● PROMPT: Without including any pictures, write out the listing below exactly.

[start DATA EXCERPTS]

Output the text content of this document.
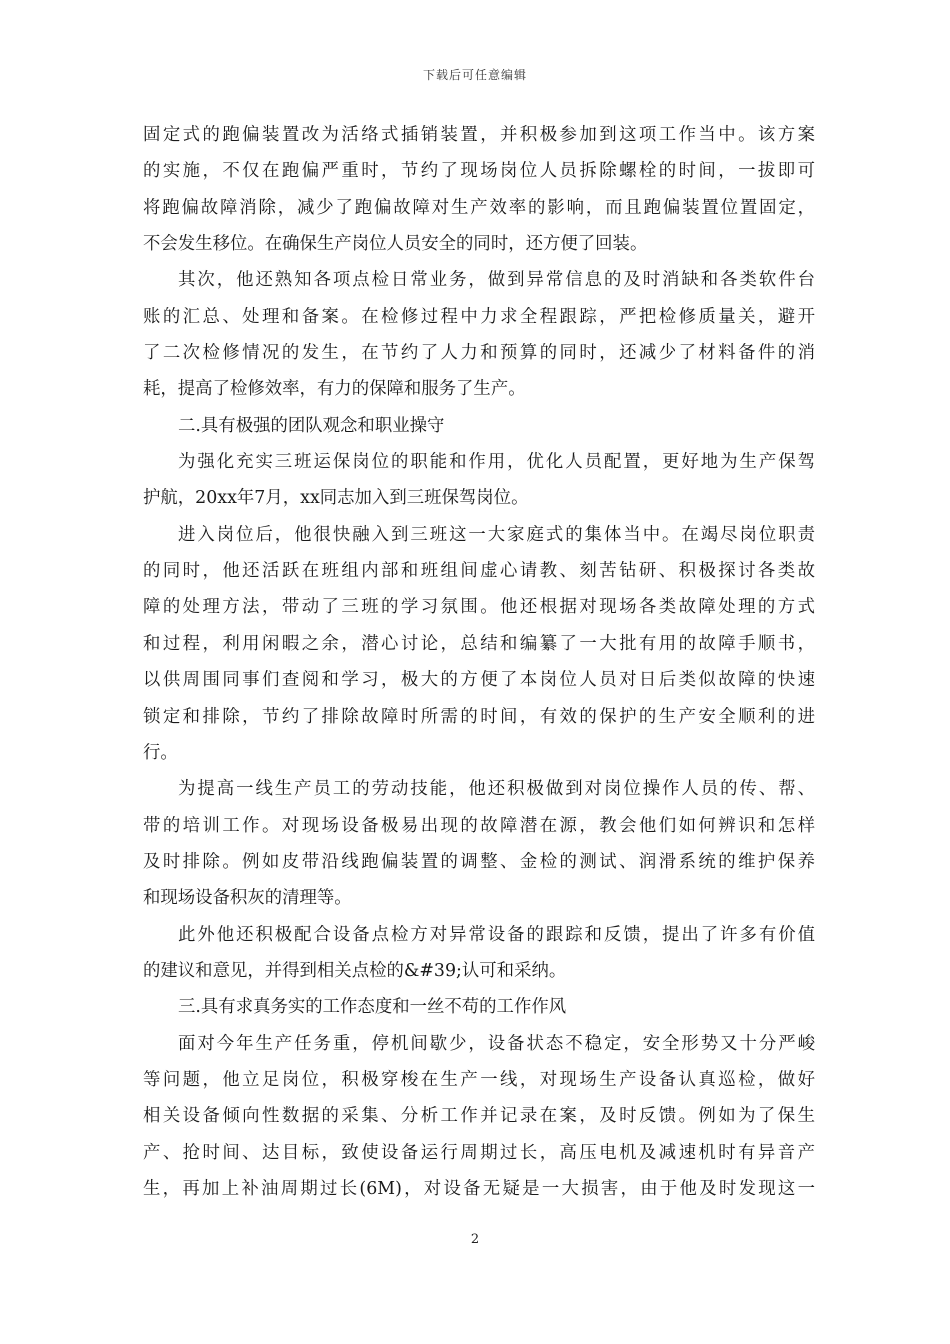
下载后可任意编辑
固定式的跑偏装置改为活络式插销装置，并积极参加到这项工作当中。该方案
的实施，不仅在跑偏严重时，节约了现场岗位人员拆除螺栓的时间，一拔即可
将跑偏故障消除，减少了跑偏故障对生产效率的影响，而且跑偏装置位置固定，
不会发生移位。在确保生产岗位人员安全的同时，还方便了回装。
其次，他还熟知各项点检日常业务，做到异常信息的及时消缺和各类软件台
账的汇总、处理和备案。在检修过程中力求全程跟踪，严把检修质量关，避开
了二次检修情况的发生，在节约了人力和预算的同时，还减少了材料备件的消
耗，提高了检修效率，有力的保障和服务了生产。
二.具有极强的团队观念和职业操守
为强化充实三班运保岗位的职能和作用，优化人员配置，更好地为生产保驾
护航，20xx年7月，xx同志加入到三班保驾岗位。
进入岗位后，他很快融入到三班这一大家庭式的集体当中。在竭尽岗位职责
的同时，他还活跃在班组内部和班组间虚心请教、刻苦钻研、积极探讨各类故
障的处理方法，带动了三班的学习氛围。他还根据对现场各类故障处理的方式
和过程，利用闲暇之余，潜心讨论，总结和编纂了一大批有用的故障手顺书，
以供周围同事们查阅和学习，极大的方便了本岗位人员对日后类似故障的快速
锁定和排除，节约了排除故障时所需的时间，有效的保护的生产安全顺利的进
行。
为提高一线生产员工的劳动技能，他还积极做到对岗位操作人员的传、帮、
带的培训工作。对现场设备极易出现的故障潜在源，教会他们如何辨识和怎样
及时排除。例如皮带沿线跑偏装置的调整、金检的测试、润滑系统的维护保养
和现场设备积灰的清理等。
此外他还积极配合设备点检方对异常设备的跟踪和反馈，提出了许多有价值
的建议和意见，并得到相关点检的&#39;认可和采纳。
三.具有求真务实的工作态度和一丝不苟的工作作风
面对今年生产任务重，停机间歇少，设备状态不稳定，安全形势又十分严峻
等问题，他立足岗位，积极穿梭在生产一线，对现场生产设备认真巡检，做好
相关设备倾向性数据的采集、分析工作并记录在案，及时反馈。例如为了保生
产、抢时间、达目标，致使设备运行周期过长，高压电机及减速机时有异音产
生，再加上补油周期过长(6M)，对设备无疑是一大损害，由于他及时发现这一
2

[end DATA EXCERPTS]

● RESPONSE TO THE EXERCISE:
Output the text content of this document.
下载后可任意编辑
固定式的跑偏装置改为活络式插销装置，并积极参加到这项工作当中。该方案
的实施，不仅在跑偏严重时，节约了现场岗位人员拆除螺栓的时间，一拔即可
将跑偏故障消除，减少了跑偏故障对生产效率的影响，而且跑偏装置位置固定，
不会发生移位。在确保生产岗位人员安全的同时，还方便了回装。
其次，他还熟知各项点检日常业务，做到异常信息的及时消缺和各类软件台
账的汇总、处理和备案。在检修过程中力求全程跟踪，严把检修质量关，避开
了二次检修情况的发生，在节约了人力和预算的同时，还减少了材料备件的消
耗，提高了检修效率，有力的保障和服务了生产。
二.具有极强的团队观念和职业操守
为强化充实三班运保岗位的职能和作用，优化人员配置，更好地为生产保驾
护航，20xx年7月，xx同志加入到三班保驾岗位。
进入岗位后，他很快融入到三班这一大家庭式的集体当中。在竭尽岗位职责
的同时，他还活跃在班组内部和班组间虚心请教、刻苦钻研、积极探讨各类故
障的处理方法，带动了三班的学习氛围。他还根据对现场各类故障处理的方式
和过程，利用闲暇之余，潜心讨论，总结和编纂了一大批有用的故障手顺书，
以供周围同事们查阅和学习，极大的方便了本岗位人员对日后类似故障的快速
锁定和排除，节约了排除故障时所需的时间，有效的保护的生产安全顺利的进
行。
为提高一线生产员工的劳动技能，他还积极做到对岗位操作人员的传、帮、
带的培训工作。对现场设备极易出现的故障潜在源，教会他们如何辨识和怎样
及时排除。例如皮带沿线跑偏装置的调整、金检的测试、润滑系统的维护保养
和现场设备积灰的清理等。
此外他还积极配合设备点检方对异常设备的跟踪和反馈，提出了许多有价值
的建议和意见，并得到相关点检的&#39;认可和采纳。
三.具有求真务实的工作态度和一丝不苟的工作作风
面对今年生产任务重，停机间歇少，设备状态不稳定，安全形势又十分严峻
等问题，他立足岗位，积极穿梭在生产一线，对现场生产设备认真巡检，做好
相关设备倾向性数据的采集、分析工作并记录在案，及时反馈。例如为了保生
产、抢时间、达目标，致使设备运行周期过长，高压电机及减速机时有异音产
生，再加上补油周期过长(6M)，对设备无疑是一大损害，由于他及时发现这一
2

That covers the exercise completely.